▶ Entries provided:

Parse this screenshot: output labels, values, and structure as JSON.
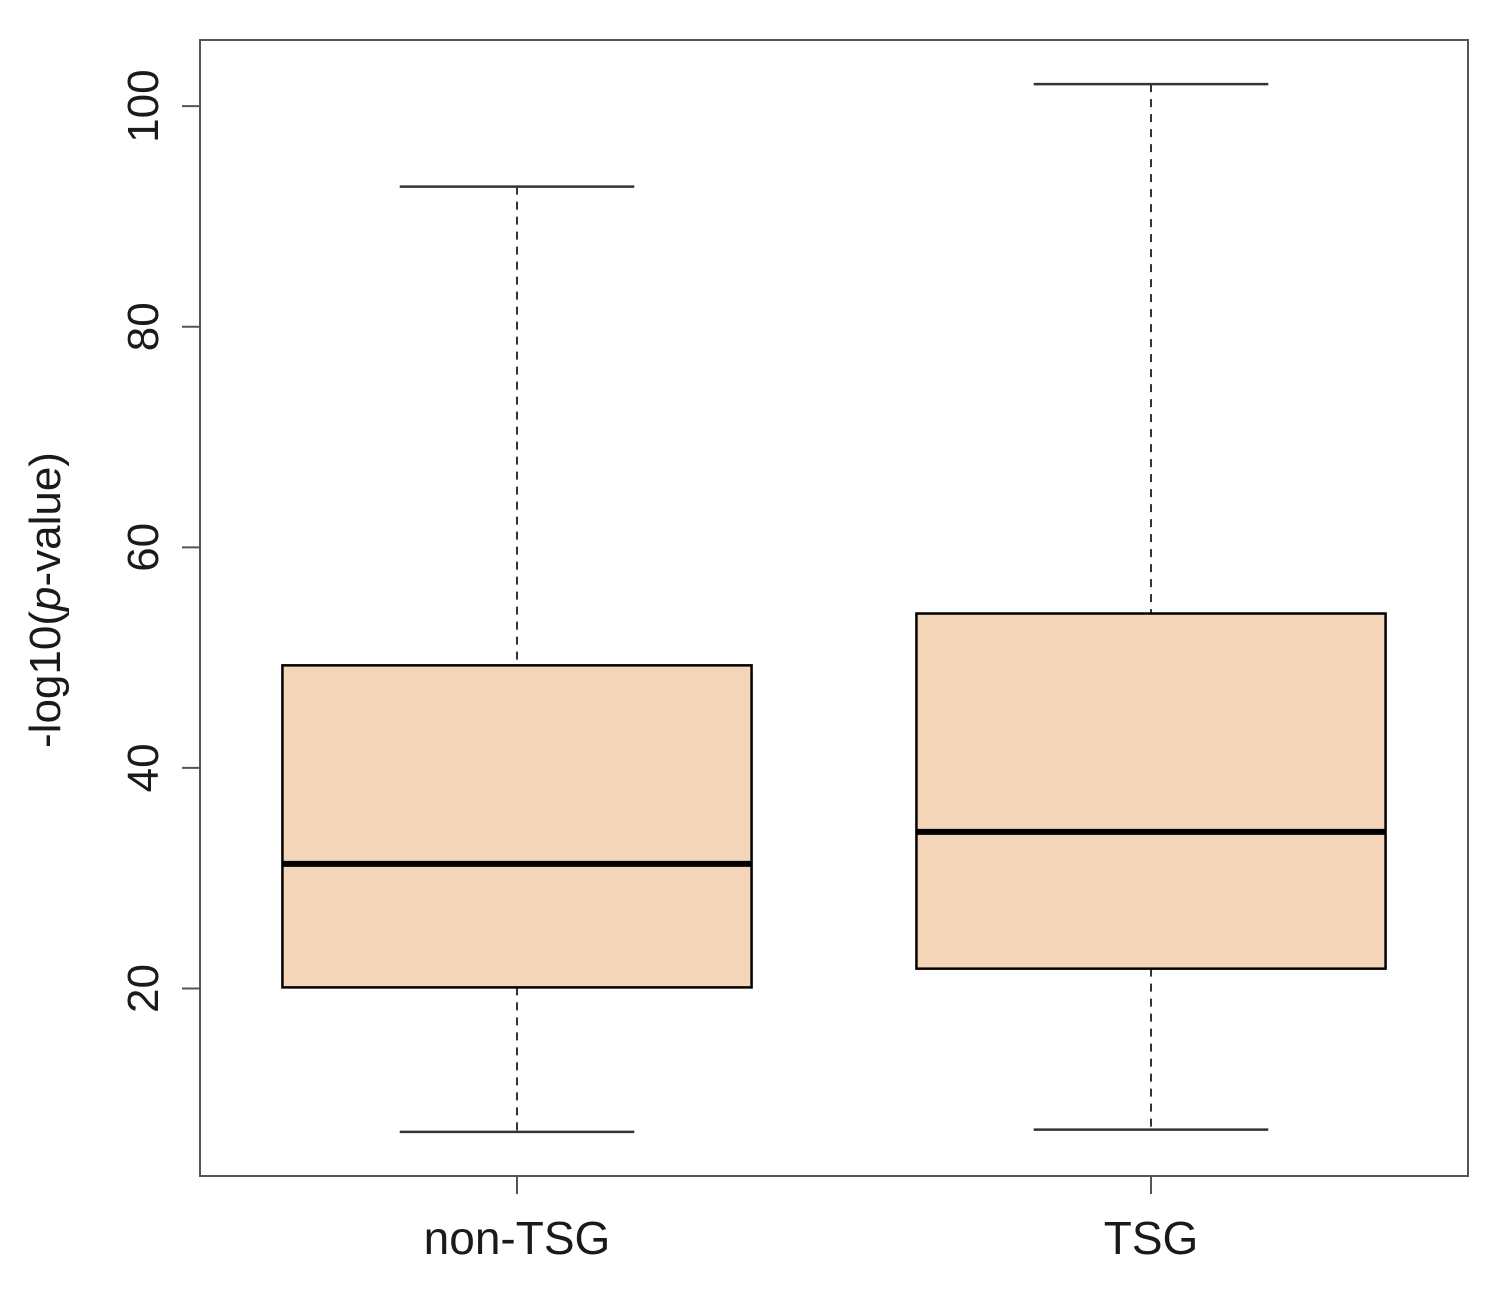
{
  "chart_data": {
    "type": "boxplot",
    "title": "",
    "xlabel": "",
    "ylabel_prefix": "-log10(",
    "ylabel_italic": "p",
    "ylabel_suffix": "-value)",
    "ylim": [
      3,
      106
    ],
    "yticks": [
      20,
      40,
      60,
      80,
      100
    ],
    "ytick_labels": [
      "20",
      "40",
      "60",
      "80",
      "100"
    ],
    "grid": false,
    "box_fill": "#f5d5b8",
    "box_stroke": "#000000",
    "categories": [
      "non-TSG",
      "TSG"
    ],
    "boxes": [
      {
        "category": "non-TSG",
        "whisker_low": 7.0,
        "q1": 20.1,
        "median": 31.3,
        "q3": 49.3,
        "whisker_high": 92.7
      },
      {
        "category": "TSG",
        "whisker_low": 7.2,
        "q1": 21.8,
        "median": 34.2,
        "q3": 54.0,
        "whisker_high": 102.0
      }
    ]
  }
}
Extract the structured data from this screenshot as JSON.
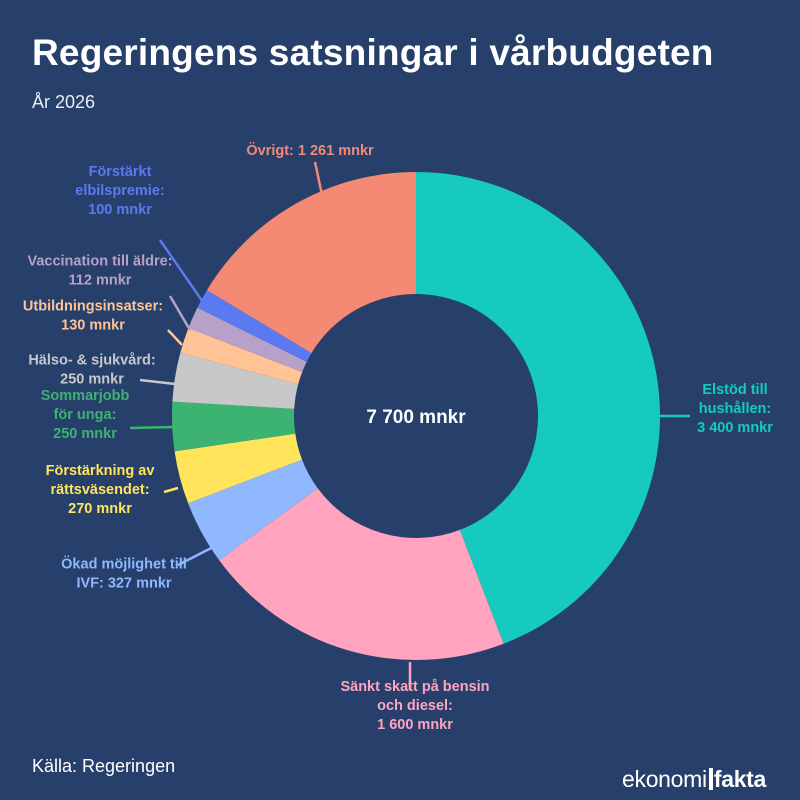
{
  "title": "Regeringens satsningar i vårbudgeten",
  "subtitle": "År 2026",
  "source": "Källa: Regeringen",
  "logo": {
    "part1": "ekonomi",
    "part2": "fakta"
  },
  "chart_data": {
    "type": "pie",
    "variant": "donut",
    "center_label": "7 700 mnkr",
    "total": 7700,
    "unit": "mnkr",
    "slices": [
      {
        "name": "Elstöd till hushållen",
        "value": 3400,
        "color": "#16c9c1",
        "label_lines": [
          "Elstöd till",
          "hushållen:",
          "3 400 mnkr"
        ]
      },
      {
        "name": "Sänkt skatt på bensin och diesel",
        "value": 1600,
        "color": "#ffa3bf",
        "label_lines": [
          "Sänkt skatt på bensin",
          "och diesel:",
          "1 600 mnkr"
        ]
      },
      {
        "name": "Ökad möjlighet till IVF",
        "value": 327,
        "color": "#8fb8ff",
        "label_lines": [
          "Ökad möjlighet till",
          "IVF: 327 mnkr"
        ]
      },
      {
        "name": "Förstärkning av rättsväsendet",
        "value": 270,
        "color": "#ffe45c",
        "label_lines": [
          "Förstärkning av",
          "rättsväsendet:",
          "270 mnkr"
        ]
      },
      {
        "name": "Sommarjobb för unga",
        "value": 250,
        "color": "#3cb371",
        "label_lines": [
          "Sommarjobb",
          "för unga:",
          "250 mnkr"
        ]
      },
      {
        "name": "Hälso- & sjukvård",
        "value": 250,
        "color": "#c8c8c8",
        "label_lines": [
          "Hälso- & sjukvård:",
          "250 mnkr"
        ]
      },
      {
        "name": "Utbildningsinsatser",
        "value": 130,
        "color": "#ffc396",
        "label_lines": [
          "Utbildningsinsatser:",
          "130 mnkr"
        ]
      },
      {
        "name": "Vaccination till äldre",
        "value": 112,
        "color": "#b7a1c9",
        "label_lines": [
          "Vaccination till äldre:",
          "112 mnkr"
        ]
      },
      {
        "name": "Förstärkt elbilspremie",
        "value": 100,
        "color": "#5b79f0",
        "label_lines": [
          "Förstärkt",
          "elbilspremie:",
          "100 mnkr"
        ]
      },
      {
        "name": "Övrigt",
        "value": 1261,
        "color": "#f48a73",
        "label_lines": [
          "Övrigt: 1 261 mnkr"
        ]
      }
    ]
  }
}
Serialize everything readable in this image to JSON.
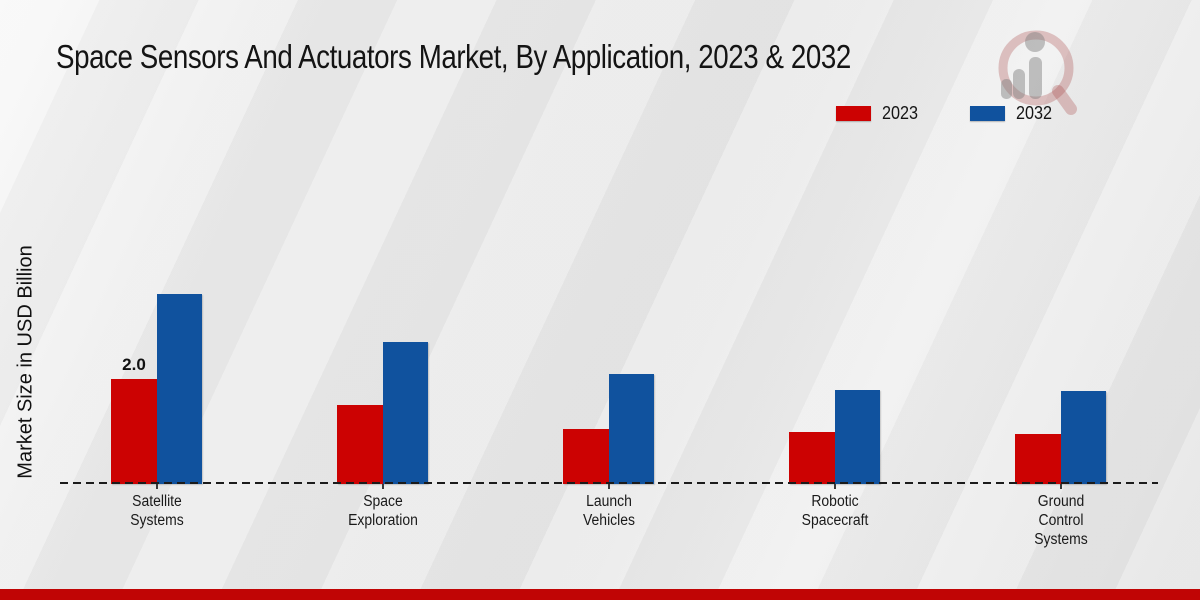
{
  "header": {
    "title": "Space Sensors And Actuators Market, By Application, 2023 & 2032"
  },
  "y_axis": {
    "label": "Market Size in USD Billion"
  },
  "legend": {
    "position": "top-right",
    "items": [
      {
        "label": "2023",
        "color": "#cc0202"
      },
      {
        "label": "2032",
        "color": "#10529e"
      }
    ]
  },
  "chart_data": {
    "type": "bar",
    "title": "Space Sensors And Actuators Market, By Application, 2023 & 2032",
    "categories": [
      "Satellite Systems",
      "Space Exploration",
      "Launch Vehicles",
      "Robotic Spacecraft",
      "Ground Control Systems"
    ],
    "series": [
      {
        "name": "2023",
        "color": "#cc0202",
        "values": [
          2.0,
          1.5,
          1.05,
          1.0,
          0.95
        ]
      },
      {
        "name": "2032",
        "color": "#10529e",
        "values": [
          3.62,
          2.7,
          2.1,
          1.8,
          1.78
        ]
      }
    ],
    "value_labels": [
      {
        "series_index": 0,
        "category_index": 0,
        "text": "2.0"
      }
    ],
    "xlabel": "",
    "ylabel": "Market Size in USD Billion",
    "ylim": [
      0,
      4.5
    ],
    "grid": false,
    "baseline_style": "dashed-zero-line",
    "legend_position": "top-right"
  },
  "watermark": {
    "name": "market-research-magnifier-logo"
  },
  "footer": {
    "bar_color": "#c00505"
  }
}
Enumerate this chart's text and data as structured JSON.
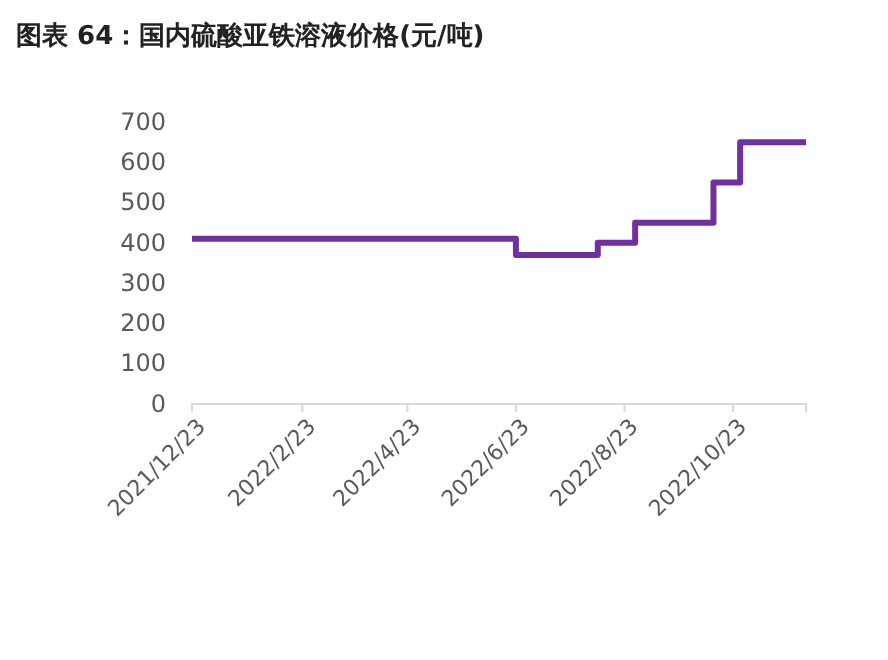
{
  "chart_data": {
    "type": "step",
    "title": "图表 64：国内硫酸亚铁溶液价格(元/吨)",
    "x": [
      "2021-12-23",
      "2022-06-23",
      "2022-08-08",
      "2022-08-29",
      "2022-10-12",
      "2022-10-27",
      "2022-12-03"
    ],
    "series": [
      {
        "color": "#7030a0",
        "values": [
          410,
          370,
          400,
          450,
          550,
          650,
          650
        ]
      }
    ],
    "xlim": [
      "2021-12-23",
      "2022-12-03"
    ],
    "xticks": [
      {
        "value": "2021-12-23",
        "label": "2021/12/23"
      },
      {
        "value": "2022-02-23",
        "label": "2022/2/23"
      },
      {
        "value": "2022-04-23",
        "label": "2022/4/23"
      },
      {
        "value": "2022-06-23",
        "label": "2022/6/23"
      },
      {
        "value": "2022-08-23",
        "label": "2022/8/23"
      },
      {
        "value": "2022-10-23",
        "label": "2022/10/23"
      }
    ],
    "ylim": [
      0,
      700
    ],
    "yticks": [
      0,
      100,
      200,
      300,
      400,
      500,
      600,
      700
    ],
    "grid": false
  }
}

▶ Your objective: Every line of the listing that holds "JSON" is to be counted; give only the resulting number.

▶ Written reply: 4